> _What to do_
Your answer is one number, how many lines in the entries include "lagförts".

> _Recorded data_
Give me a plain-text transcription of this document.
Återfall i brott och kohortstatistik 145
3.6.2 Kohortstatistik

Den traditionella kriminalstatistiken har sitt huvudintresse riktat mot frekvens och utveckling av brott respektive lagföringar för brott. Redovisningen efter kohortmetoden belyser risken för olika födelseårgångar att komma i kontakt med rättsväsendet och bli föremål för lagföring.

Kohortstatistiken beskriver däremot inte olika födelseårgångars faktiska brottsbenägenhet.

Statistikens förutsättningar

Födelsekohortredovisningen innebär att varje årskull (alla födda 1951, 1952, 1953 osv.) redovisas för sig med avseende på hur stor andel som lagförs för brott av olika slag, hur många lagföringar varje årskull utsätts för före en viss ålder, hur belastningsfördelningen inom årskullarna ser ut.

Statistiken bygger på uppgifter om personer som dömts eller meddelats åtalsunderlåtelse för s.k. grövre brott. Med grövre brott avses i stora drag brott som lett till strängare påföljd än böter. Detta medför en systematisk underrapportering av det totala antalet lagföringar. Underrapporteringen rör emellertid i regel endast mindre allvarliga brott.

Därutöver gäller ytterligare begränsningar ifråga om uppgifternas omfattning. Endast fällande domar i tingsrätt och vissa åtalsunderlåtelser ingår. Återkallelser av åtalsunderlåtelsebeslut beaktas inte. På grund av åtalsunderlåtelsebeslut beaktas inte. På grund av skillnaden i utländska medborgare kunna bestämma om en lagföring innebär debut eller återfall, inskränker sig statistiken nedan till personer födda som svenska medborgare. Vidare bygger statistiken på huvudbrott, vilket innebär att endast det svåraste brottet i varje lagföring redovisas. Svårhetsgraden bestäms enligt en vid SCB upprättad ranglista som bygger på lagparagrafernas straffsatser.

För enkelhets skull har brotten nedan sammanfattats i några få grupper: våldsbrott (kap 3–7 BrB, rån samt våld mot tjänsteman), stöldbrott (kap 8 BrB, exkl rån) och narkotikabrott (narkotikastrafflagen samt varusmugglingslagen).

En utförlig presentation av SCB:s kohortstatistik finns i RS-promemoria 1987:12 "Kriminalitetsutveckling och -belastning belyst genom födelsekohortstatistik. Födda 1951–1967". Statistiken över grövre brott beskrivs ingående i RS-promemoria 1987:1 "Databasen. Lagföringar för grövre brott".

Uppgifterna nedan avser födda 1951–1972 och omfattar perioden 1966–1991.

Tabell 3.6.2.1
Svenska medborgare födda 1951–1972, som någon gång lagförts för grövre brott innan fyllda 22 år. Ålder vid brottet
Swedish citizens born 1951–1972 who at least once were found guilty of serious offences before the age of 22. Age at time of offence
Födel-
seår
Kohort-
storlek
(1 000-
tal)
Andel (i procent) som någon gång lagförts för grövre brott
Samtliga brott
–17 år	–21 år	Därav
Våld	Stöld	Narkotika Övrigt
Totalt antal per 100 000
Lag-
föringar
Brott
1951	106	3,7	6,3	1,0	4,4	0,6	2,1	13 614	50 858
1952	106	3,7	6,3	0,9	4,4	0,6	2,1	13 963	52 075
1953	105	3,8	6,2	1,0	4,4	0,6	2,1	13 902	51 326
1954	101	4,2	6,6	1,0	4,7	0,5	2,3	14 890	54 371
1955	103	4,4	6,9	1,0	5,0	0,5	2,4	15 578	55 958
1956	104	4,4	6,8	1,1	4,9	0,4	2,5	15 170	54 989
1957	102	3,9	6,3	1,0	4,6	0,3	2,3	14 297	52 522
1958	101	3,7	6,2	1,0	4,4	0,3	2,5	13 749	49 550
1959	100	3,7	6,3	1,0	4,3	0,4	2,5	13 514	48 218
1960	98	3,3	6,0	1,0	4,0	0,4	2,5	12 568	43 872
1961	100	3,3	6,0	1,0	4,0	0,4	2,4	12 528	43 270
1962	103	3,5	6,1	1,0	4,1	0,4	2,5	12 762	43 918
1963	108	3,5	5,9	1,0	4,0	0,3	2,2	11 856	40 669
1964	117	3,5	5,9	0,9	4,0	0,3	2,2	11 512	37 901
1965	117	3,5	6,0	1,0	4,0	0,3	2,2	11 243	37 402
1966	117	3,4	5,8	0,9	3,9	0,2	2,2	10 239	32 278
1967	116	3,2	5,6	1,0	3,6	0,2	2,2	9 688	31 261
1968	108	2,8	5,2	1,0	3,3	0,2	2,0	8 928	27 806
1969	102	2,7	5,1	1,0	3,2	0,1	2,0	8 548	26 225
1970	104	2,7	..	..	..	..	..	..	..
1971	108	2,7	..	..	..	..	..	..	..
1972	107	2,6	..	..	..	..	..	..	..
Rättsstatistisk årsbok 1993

> _Task solution_
2